## REQUIREMENTS:
Convert the data from the line with "Enumerate the UI" up to and including the line with "delmarva-shore <box>624 2 636 42</box>" into a Markdown table with the columns No. and Line, giving each line a row number and omitting blank lines.

## ENTRIES PROVIDED:
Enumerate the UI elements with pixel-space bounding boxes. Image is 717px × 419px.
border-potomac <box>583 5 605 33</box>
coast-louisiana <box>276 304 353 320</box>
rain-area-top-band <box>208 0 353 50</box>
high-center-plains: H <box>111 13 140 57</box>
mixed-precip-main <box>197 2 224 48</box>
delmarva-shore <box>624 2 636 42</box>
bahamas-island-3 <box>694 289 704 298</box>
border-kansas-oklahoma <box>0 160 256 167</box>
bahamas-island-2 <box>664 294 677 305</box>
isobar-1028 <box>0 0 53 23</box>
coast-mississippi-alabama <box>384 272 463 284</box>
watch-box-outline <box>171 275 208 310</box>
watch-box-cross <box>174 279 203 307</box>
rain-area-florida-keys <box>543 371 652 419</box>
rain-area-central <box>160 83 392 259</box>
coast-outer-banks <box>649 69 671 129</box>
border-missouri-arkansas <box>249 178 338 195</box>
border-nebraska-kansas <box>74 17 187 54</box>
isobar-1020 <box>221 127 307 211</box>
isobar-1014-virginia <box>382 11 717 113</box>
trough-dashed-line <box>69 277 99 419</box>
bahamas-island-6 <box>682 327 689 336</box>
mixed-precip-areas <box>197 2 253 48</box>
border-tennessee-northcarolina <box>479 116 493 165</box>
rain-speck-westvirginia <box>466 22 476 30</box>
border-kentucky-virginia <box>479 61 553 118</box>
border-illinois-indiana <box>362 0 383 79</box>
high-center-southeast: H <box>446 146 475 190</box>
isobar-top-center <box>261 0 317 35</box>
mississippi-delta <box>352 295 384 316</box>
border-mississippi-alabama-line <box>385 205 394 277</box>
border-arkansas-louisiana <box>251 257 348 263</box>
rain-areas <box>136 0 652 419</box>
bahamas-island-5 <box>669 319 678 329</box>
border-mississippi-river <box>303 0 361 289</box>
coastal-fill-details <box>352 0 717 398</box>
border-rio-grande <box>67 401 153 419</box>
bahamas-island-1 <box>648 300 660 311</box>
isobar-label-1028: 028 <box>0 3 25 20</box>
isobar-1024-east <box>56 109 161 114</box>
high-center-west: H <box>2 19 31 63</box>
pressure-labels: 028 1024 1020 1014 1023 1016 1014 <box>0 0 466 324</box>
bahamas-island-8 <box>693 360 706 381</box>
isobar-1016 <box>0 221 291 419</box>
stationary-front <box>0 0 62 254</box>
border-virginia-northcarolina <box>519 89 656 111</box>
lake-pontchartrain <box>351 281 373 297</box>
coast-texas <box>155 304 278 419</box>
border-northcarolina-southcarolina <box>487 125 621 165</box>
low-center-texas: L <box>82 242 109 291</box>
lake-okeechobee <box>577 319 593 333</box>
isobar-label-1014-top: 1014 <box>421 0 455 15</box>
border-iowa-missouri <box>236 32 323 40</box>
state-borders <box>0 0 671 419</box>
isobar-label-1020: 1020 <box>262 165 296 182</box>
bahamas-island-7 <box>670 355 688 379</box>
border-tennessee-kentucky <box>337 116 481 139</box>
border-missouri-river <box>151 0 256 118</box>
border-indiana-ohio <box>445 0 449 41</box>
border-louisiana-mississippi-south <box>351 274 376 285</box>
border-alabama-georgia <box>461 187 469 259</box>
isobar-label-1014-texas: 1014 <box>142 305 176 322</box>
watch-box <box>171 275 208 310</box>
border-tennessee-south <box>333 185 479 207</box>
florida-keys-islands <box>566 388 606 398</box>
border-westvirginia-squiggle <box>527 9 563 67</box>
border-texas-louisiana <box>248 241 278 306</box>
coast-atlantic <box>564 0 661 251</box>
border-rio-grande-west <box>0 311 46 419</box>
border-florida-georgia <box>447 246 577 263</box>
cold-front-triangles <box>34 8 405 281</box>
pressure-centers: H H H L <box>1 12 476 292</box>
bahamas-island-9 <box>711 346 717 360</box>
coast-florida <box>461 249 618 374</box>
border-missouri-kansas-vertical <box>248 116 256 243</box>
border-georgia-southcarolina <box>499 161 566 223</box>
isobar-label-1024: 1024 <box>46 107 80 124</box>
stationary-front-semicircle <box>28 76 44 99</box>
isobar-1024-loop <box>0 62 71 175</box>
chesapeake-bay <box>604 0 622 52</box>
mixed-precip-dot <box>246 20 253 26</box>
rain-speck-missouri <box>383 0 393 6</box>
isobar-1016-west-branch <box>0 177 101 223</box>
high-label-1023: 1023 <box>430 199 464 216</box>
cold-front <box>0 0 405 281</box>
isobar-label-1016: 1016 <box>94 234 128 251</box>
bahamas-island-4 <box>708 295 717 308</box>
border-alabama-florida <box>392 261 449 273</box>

...

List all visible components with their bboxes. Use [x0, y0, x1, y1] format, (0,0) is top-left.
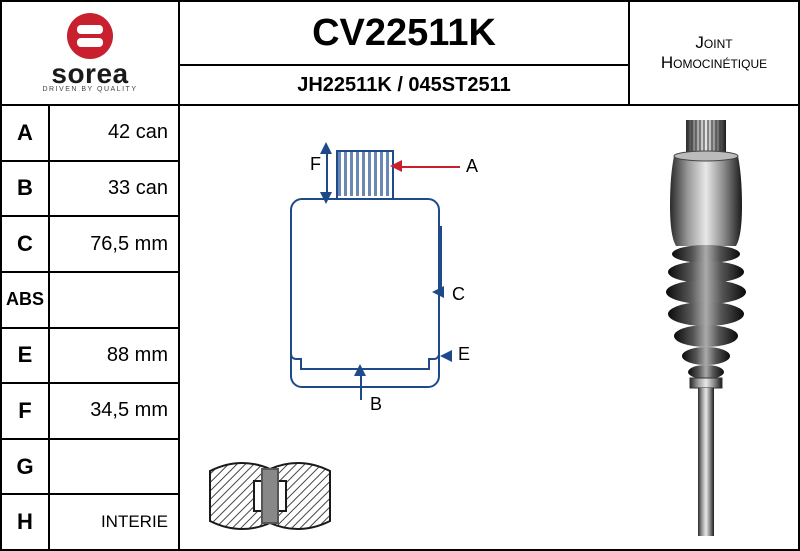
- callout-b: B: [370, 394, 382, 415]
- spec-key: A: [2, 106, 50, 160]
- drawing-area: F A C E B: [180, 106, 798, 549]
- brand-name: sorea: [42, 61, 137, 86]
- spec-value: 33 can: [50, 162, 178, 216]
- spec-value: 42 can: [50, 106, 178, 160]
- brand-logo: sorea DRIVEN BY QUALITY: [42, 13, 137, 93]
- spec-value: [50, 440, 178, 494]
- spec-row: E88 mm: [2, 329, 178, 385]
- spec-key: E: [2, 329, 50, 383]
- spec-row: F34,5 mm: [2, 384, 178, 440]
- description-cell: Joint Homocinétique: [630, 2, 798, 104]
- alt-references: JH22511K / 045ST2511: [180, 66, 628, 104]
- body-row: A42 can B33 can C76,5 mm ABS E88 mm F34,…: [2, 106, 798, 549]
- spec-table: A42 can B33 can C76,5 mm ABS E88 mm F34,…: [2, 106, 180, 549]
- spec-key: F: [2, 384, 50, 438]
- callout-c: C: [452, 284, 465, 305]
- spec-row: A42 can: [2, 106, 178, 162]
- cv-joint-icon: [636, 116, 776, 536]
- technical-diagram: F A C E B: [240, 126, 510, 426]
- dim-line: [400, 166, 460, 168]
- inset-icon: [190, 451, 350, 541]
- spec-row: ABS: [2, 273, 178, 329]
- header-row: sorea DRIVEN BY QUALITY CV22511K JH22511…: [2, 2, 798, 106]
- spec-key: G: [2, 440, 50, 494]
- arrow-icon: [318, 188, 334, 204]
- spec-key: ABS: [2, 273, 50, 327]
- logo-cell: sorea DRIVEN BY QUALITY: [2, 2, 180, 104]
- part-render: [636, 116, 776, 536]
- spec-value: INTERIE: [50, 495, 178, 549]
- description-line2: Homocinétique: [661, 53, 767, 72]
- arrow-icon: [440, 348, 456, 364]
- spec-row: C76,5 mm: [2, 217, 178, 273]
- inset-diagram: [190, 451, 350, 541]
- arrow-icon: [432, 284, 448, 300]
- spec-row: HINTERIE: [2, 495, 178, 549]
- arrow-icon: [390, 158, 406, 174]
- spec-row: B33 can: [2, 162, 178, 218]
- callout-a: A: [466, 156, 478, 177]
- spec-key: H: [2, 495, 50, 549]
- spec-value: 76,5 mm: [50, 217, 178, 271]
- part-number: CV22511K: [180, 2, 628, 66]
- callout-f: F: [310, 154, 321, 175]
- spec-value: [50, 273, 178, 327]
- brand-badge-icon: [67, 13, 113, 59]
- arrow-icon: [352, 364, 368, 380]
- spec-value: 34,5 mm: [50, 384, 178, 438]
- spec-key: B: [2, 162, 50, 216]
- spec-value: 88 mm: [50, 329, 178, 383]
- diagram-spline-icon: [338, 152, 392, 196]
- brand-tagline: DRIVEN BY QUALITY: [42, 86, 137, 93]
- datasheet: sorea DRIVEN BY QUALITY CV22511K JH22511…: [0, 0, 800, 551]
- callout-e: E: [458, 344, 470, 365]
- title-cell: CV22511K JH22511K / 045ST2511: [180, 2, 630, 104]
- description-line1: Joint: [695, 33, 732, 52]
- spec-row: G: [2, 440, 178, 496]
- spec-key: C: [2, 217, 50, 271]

## WORKED SOLUTION:
| No. | Line |
|---|---|
| 1 | Enumerate the UI elements with pixel-space bounding boxes. Image is 717px × 419px. |
| 2 | border-potomac <box>583 5 605 33</box> |
| 3 | coast-louisiana <box>276 304 353 320</box> |
| 4 | rain-area-top-band <box>208 0 353 50</box> |
| 5 | high-center-plains: H <box>111 13 140 57</box> |
| 6 | mixed-precip-main <box>197 2 224 48</box> |
| 7 | delmarva-shore <box>624 2 636 42</box> |